**WHAT NEEDS TO BE DONE:**
Each line of the material must be returned exactly.

**DATASET RECORDS:**
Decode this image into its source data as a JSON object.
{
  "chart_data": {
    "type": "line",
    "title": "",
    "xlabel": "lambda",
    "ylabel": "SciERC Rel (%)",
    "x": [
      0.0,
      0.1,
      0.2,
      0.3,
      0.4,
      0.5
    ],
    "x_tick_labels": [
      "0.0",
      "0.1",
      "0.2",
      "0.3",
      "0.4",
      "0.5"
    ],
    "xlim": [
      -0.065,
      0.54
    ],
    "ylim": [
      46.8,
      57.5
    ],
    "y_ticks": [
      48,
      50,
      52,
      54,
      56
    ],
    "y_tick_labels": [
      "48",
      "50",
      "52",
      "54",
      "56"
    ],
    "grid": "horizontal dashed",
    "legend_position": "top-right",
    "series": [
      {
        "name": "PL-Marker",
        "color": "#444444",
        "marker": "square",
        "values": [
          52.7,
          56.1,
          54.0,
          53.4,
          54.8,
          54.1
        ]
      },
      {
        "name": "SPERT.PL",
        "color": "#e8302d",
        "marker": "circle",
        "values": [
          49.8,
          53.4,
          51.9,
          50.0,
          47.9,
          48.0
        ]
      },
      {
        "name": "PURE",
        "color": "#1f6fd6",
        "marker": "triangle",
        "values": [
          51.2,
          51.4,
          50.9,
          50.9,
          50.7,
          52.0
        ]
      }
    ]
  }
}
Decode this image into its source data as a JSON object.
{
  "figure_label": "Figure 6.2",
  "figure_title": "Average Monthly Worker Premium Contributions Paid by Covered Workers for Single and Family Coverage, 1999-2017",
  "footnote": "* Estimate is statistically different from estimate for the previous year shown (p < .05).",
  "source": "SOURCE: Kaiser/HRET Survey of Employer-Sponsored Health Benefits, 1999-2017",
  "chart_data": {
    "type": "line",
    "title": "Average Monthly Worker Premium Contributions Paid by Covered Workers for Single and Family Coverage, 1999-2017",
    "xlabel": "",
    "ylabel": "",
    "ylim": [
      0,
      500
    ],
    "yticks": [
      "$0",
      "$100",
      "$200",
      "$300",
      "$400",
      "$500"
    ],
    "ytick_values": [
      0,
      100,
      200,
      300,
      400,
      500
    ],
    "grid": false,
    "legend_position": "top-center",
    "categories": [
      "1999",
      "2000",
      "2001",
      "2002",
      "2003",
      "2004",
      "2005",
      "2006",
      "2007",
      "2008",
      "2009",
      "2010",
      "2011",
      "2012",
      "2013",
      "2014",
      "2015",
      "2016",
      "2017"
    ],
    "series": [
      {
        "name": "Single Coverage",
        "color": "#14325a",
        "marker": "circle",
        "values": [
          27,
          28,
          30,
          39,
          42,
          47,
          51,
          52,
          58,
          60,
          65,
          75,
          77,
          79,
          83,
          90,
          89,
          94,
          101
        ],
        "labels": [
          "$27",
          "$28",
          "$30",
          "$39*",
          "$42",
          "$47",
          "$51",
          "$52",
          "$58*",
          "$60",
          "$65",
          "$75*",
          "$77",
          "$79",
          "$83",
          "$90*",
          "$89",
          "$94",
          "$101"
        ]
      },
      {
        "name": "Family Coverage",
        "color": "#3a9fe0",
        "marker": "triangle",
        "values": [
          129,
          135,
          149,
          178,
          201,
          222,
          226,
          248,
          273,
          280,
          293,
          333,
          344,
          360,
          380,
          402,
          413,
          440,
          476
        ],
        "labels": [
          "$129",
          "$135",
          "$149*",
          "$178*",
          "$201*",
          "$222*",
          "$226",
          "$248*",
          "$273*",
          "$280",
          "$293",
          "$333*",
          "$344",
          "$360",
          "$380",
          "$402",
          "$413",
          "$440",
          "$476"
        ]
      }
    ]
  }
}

**EXERCISE RESPONSE:**
Decode this image into its source data as a JSON object.
{
  "chart_data": {
    "type": "line",
    "title": "",
    "xlabel": "lambda",
    "ylabel": "SciERC Rel (%)",
    "x": [
      0.0,
      0.1,
      0.2,
      0.3,
      0.4,
      0.5
    ],
    "x_tick_labels": [
      "0.0",
      "0.1",
      "0.2",
      "0.3",
      "0.4",
      "0.5"
    ],
    "xlim": [
      -0.065,
      0.54
    ],
    "ylim": [
      46.8,
      57.5
    ],
    "y_ticks": [
      48,
      50,
      52,
      54,
      56
    ],
    "y_tick_labels": [
      "48",
      "50",
      "52",
      "54",
      "56"
    ],
    "grid": "horizontal dashed",
    "legend_position": "top-right",
    "series": [
      {
        "name": "PL-Marker",
        "color": "#444444",
        "marker": "square",
        "values": [
          52.7,
          56.1,
          54.0,
          53.4,
          54.8,
          54.1
        ]
      },
      {
        "name": "SPERT.PL",
        "color": "#e8302d",
        "marker": "circle",
        "values": [
          49.8,
          53.4,
          51.9,
          50.0,
          47.9,
          48.0
        ]
      },
      {
        "name": "PURE",
        "color": "#1f6fd6",
        "marker": "triangle",
        "values": [
          51.2,
          51.4,
          50.9,
          50.9,
          50.7,
          52.0
        ]
      }
    ]
  }
}
Decode this image into its source data as a JSON object.
{
  "figure_label": "Figure 6.2",
  "figure_title": "Average Monthly Worker Premium Contributions Paid by Covered Workers for Single and Family Coverage, 1999-2017",
  "footnote": "* Estimate is statistically different from estimate for the previous year shown (p < .05).",
  "source": "SOURCE: Kaiser/HRET Survey of Employer-Sponsored Health Benefits, 1999-2017",
  "chart_data": {
    "type": "line",
    "title": "Average Monthly Worker Premium Contributions Paid by Covered Workers for Single and Family Coverage, 1999-2017",
    "xlabel": "",
    "ylabel": "",
    "ylim": [
      0,
      500
    ],
    "yticks": [
      "$0",
      "$100",
      "$200",
      "$300",
      "$400",
      "$500"
    ],
    "ytick_values": [
      0,
      100,
      200,
      300,
      400,
      500
    ],
    "grid": false,
    "legend_position": "top-center",
    "categories": [
      "1999",
      "2000",
      "2001",
      "2002",
      "2003",
      "2004",
      "2005",
      "2006",
      "2007",
      "2008",
      "2009",
      "2010",
      "2011",
      "2012",
      "2013",
      "2014",
      "2015",
      "2016",
      "2017"
    ],
    "series": [
      {
        "name": "Single Coverage",
        "color": "#14325a",
        "marker": "circle",
        "values": [
          27,
          28,
          30,
          39,
          42,
          47,
          51,
          52,
          58,
          60,
          65,
          75,
          77,
          79,
          83,
          90,
          89,
          94,
          101
        ],
        "labels": [
          "$27",
          "$28",
          "$30",
          "$39*",
          "$42",
          "$47",
          "$51",
          "$52",
          "$58*",
          "$60",
          "$65",
          "$75*",
          "$77",
          "$79",
          "$83",
          "$90*",
          "$89",
          "$94",
          "$101"
        ]
      },
      {
        "name": "Family Coverage",
        "color": "#3a9fe0",
        "marker": "triangle",
        "values": [
          129,
          135,
          149,
          178,
          201,
          222,
          226,
          248,
          273,
          280,
          293,
          333,
          344,
          360,
          380,
          402,
          413,
          440,
          476
        ],
        "labels": [
          "$129",
          "$135",
          "$149*",
          "$178*",
          "$201*",
          "$222*",
          "$226",
          "$248*",
          "$273*",
          "$280",
          "$293",
          "$333*",
          "$344",
          "$360",
          "$380",
          "$402",
          "$413",
          "$440",
          "$476"
        ]
      }
    ]
  }
}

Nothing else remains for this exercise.